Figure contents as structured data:
+ + +
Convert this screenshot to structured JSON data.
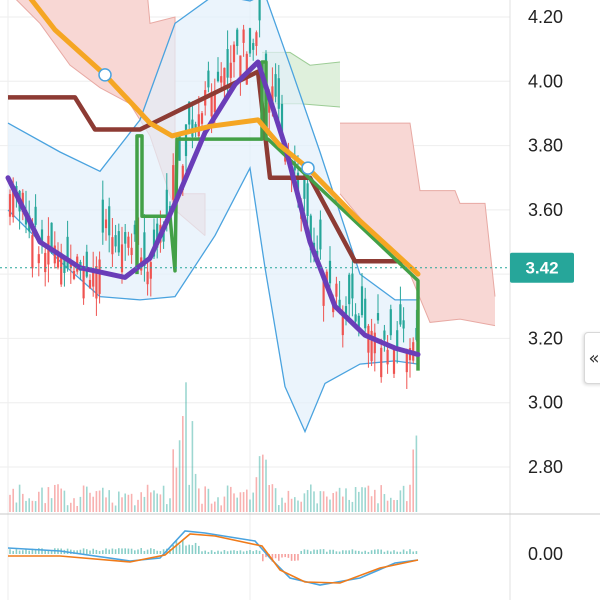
{
  "chart_data": {
    "type": "candlestick",
    "price_axis": {
      "ticks": [
        "4.20",
        "4.00",
        "3.80",
        "3.60",
        "3.40",
        "3.20",
        "3.00",
        "2.80"
      ],
      "range": [
        2.68,
        4.27
      ]
    },
    "last_price_label": "3.42",
    "last_price": 3.42,
    "macd_axis": {
      "ticks": [
        "0.00"
      ]
    },
    "colors": {
      "up": "#26a69a",
      "down": "#ef5350",
      "ema_orange": "#f5a623",
      "purple": "#6a3db8",
      "green_step": "#43a047",
      "brown_step": "#8d3b34",
      "bollinger": "#4aa3df",
      "cloud_bear": "#f8d7d4",
      "cloud_bull": "#dff0dc",
      "badge": "#26a69a"
    },
    "series": {
      "orange_line": [
        {
          "x": 20,
          "y": 4.3
        },
        {
          "x": 55,
          "y": 4.16
        },
        {
          "x": 105,
          "y": 4.02
        },
        {
          "x": 150,
          "y": 3.87
        },
        {
          "x": 172,
          "y": 3.83
        },
        {
          "x": 210,
          "y": 3.86
        },
        {
          "x": 258,
          "y": 3.88
        },
        {
          "x": 280,
          "y": 3.8
        },
        {
          "x": 308,
          "y": 3.73
        },
        {
          "x": 355,
          "y": 3.58
        },
        {
          "x": 390,
          "y": 3.48
        },
        {
          "x": 418,
          "y": 3.4
        }
      ],
      "orange_markers": [
        {
          "x": 105,
          "y": 4.02
        },
        {
          "x": 308,
          "y": 3.73
        }
      ],
      "purple_line": [
        {
          "x": 8,
          "y": 3.7
        },
        {
          "x": 40,
          "y": 3.5
        },
        {
          "x": 80,
          "y": 3.42
        },
        {
          "x": 125,
          "y": 3.39
        },
        {
          "x": 150,
          "y": 3.45
        },
        {
          "x": 175,
          "y": 3.62
        },
        {
          "x": 205,
          "y": 3.84
        },
        {
          "x": 235,
          "y": 3.99
        },
        {
          "x": 258,
          "y": 4.06
        },
        {
          "x": 285,
          "y": 3.8
        },
        {
          "x": 310,
          "y": 3.5
        },
        {
          "x": 335,
          "y": 3.3
        },
        {
          "x": 365,
          "y": 3.21
        },
        {
          "x": 395,
          "y": 3.17
        },
        {
          "x": 418,
          "y": 3.15
        }
      ],
      "green_step": [
        {
          "x": 137,
          "y": 3.4
        },
        {
          "x": 137,
          "y": 3.83
        },
        {
          "x": 142,
          "y": 3.83
        },
        {
          "x": 142,
          "y": 3.58
        },
        {
          "x": 170,
          "y": 3.58
        },
        {
          "x": 175,
          "y": 3.41
        },
        {
          "x": 177,
          "y": 3.82
        },
        {
          "x": 262,
          "y": 3.82
        },
        {
          "x": 262,
          "y": 4.06
        },
        {
          "x": 266,
          "y": 4.06
        },
        {
          "x": 266,
          "y": 3.82
        },
        {
          "x": 268,
          "y": 3.82
        },
        {
          "x": 418,
          "y": 3.38
        },
        {
          "x": 418,
          "y": 3.1
        }
      ],
      "brown_step": [
        {
          "x": 8,
          "y": 3.95
        },
        {
          "x": 75,
          "y": 3.95
        },
        {
          "x": 95,
          "y": 3.85
        },
        {
          "x": 140,
          "y": 3.85
        },
        {
          "x": 258,
          "y": 4.03
        },
        {
          "x": 270,
          "y": 3.7
        },
        {
          "x": 310,
          "y": 3.7
        },
        {
          "x": 355,
          "y": 3.44
        },
        {
          "x": 405,
          "y": 3.44
        }
      ],
      "bollinger_upper": [
        {
          "x": 8,
          "y": 3.87
        },
        {
          "x": 60,
          "y": 3.78
        },
        {
          "x": 100,
          "y": 3.72
        },
        {
          "x": 140,
          "y": 3.88
        },
        {
          "x": 175,
          "y": 4.18
        },
        {
          "x": 215,
          "y": 4.27
        },
        {
          "x": 250,
          "y": 4.25
        },
        {
          "x": 265,
          "y": 4.27
        },
        {
          "x": 290,
          "y": 4.05
        },
        {
          "x": 320,
          "y": 3.78
        },
        {
          "x": 360,
          "y": 3.4
        },
        {
          "x": 395,
          "y": 3.32
        },
        {
          "x": 418,
          "y": 3.32
        }
      ],
      "bollinger_lower": [
        {
          "x": 8,
          "y": 3.6
        },
        {
          "x": 60,
          "y": 3.44
        },
        {
          "x": 100,
          "y": 3.33
        },
        {
          "x": 140,
          "y": 3.32
        },
        {
          "x": 175,
          "y": 3.33
        },
        {
          "x": 215,
          "y": 3.52
        },
        {
          "x": 250,
          "y": 3.73
        },
        {
          "x": 265,
          "y": 3.42
        },
        {
          "x": 285,
          "y": 3.05
        },
        {
          "x": 305,
          "y": 2.91
        },
        {
          "x": 325,
          "y": 3.06
        },
        {
          "x": 360,
          "y": 3.12
        },
        {
          "x": 395,
          "y": 3.13
        },
        {
          "x": 418,
          "y": 3.12
        }
      ],
      "cloud_bear_top": [
        {
          "x": 8,
          "y": 4.35
        },
        {
          "x": 145,
          "y": 4.35
        },
        {
          "x": 150,
          "y": 4.18
        },
        {
          "x": 175,
          "y": 4.2
        },
        {
          "x": 175,
          "y": 3.65
        },
        {
          "x": 205,
          "y": 3.65
        },
        {
          "x": 205,
          "y": 3.52
        }
      ],
      "cloud_bear_bottom": [
        {
          "x": 8,
          "y": 4.28
        },
        {
          "x": 40,
          "y": 4.18
        },
        {
          "x": 70,
          "y": 4.05
        },
        {
          "x": 100,
          "y": 3.98
        },
        {
          "x": 130,
          "y": 3.93
        },
        {
          "x": 150,
          "y": 3.83
        },
        {
          "x": 175,
          "y": 3.6
        },
        {
          "x": 205,
          "y": 3.52
        }
      ],
      "cloud_bull_top": [
        {
          "x": 262,
          "y": 4.09
        },
        {
          "x": 290,
          "y": 4.09
        },
        {
          "x": 310,
          "y": 4.05
        },
        {
          "x": 340,
          "y": 4.06
        }
      ],
      "cloud_bull_bottom": [
        {
          "x": 262,
          "y": 3.93
        },
        {
          "x": 300,
          "y": 3.93
        },
        {
          "x": 340,
          "y": 3.92
        }
      ],
      "cloud_bear2_top": [
        {
          "x": 340,
          "y": 3.87
        },
        {
          "x": 410,
          "y": 3.87
        },
        {
          "x": 420,
          "y": 3.66
        },
        {
          "x": 455,
          "y": 3.66
        },
        {
          "x": 460,
          "y": 3.62
        },
        {
          "x": 485,
          "y": 3.62
        },
        {
          "x": 495,
          "y": 3.33
        }
      ],
      "cloud_bear2_bottom": [
        {
          "x": 340,
          "y": 3.65
        },
        {
          "x": 380,
          "y": 3.5
        },
        {
          "x": 410,
          "y": 3.4
        },
        {
          "x": 430,
          "y": 3.25
        },
        {
          "x": 460,
          "y": 3.26
        },
        {
          "x": 495,
          "y": 3.24
        }
      ]
    }
  }
}
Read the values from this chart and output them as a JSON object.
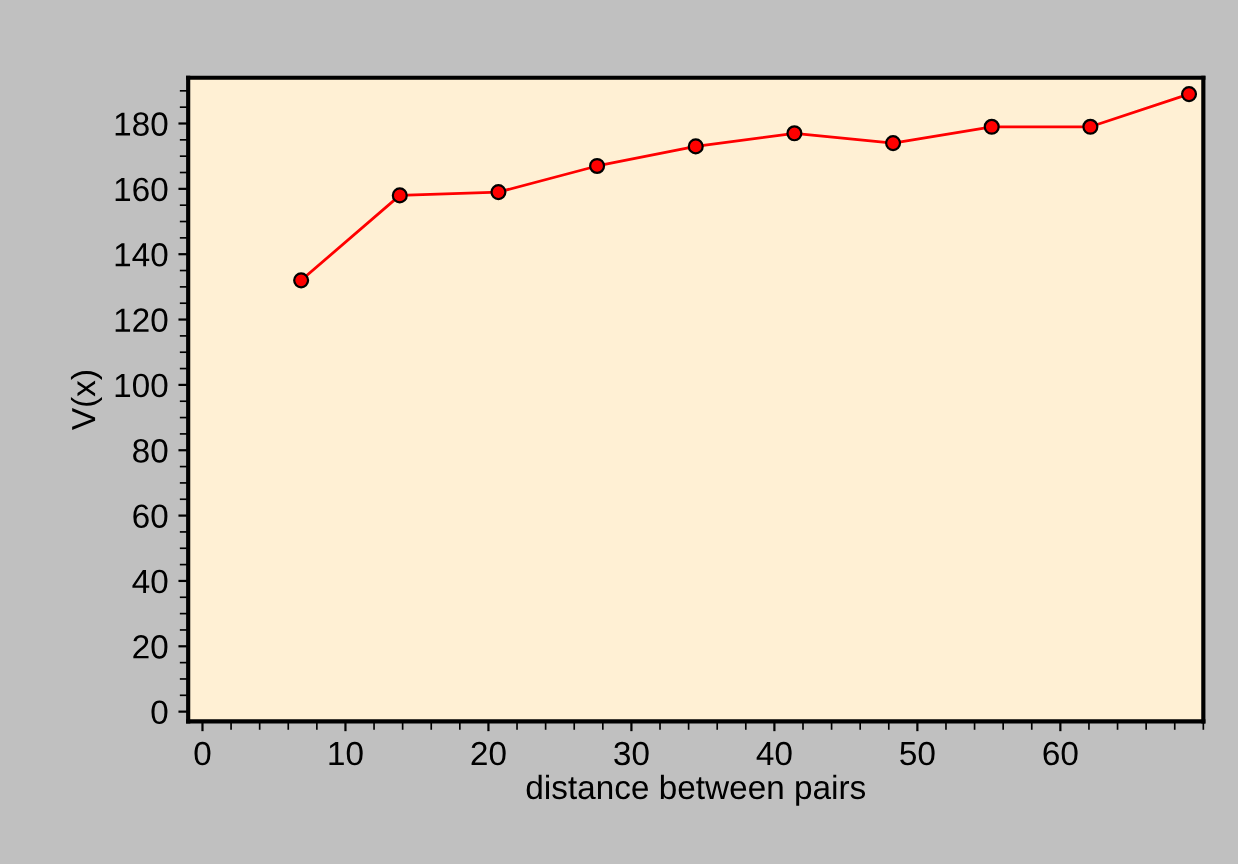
{
  "chart_data": {
    "type": "line",
    "xlabel": "distance between pairs",
    "ylabel": "V(x)",
    "x": [
      6.9,
      13.8,
      20.7,
      27.6,
      34.5,
      41.4,
      48.3,
      55.2,
      62.1,
      69.0
    ],
    "series": [
      {
        "color": "#ff0000",
        "values": [
          132,
          158,
          159,
          167,
          173,
          177,
          174,
          179,
          179,
          189
        ]
      }
    ],
    "marker": "circle",
    "line_style": "solid",
    "grid": false,
    "legend": false,
    "xlim": [
      -1,
      70
    ],
    "ylim": [
      -3,
      194
    ],
    "xticks": [
      0,
      10,
      20,
      30,
      40,
      50,
      60
    ],
    "yticks": [
      0,
      20,
      40,
      60,
      80,
      100,
      120,
      140,
      160,
      180
    ]
  }
}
+ + +
# STATED EXERCISE:
Find all lines with "this" in them and copy each one.

# REPLY:
Convert this screenshot to structured JSON data.
Read the values from this chart and output them as a JSON object.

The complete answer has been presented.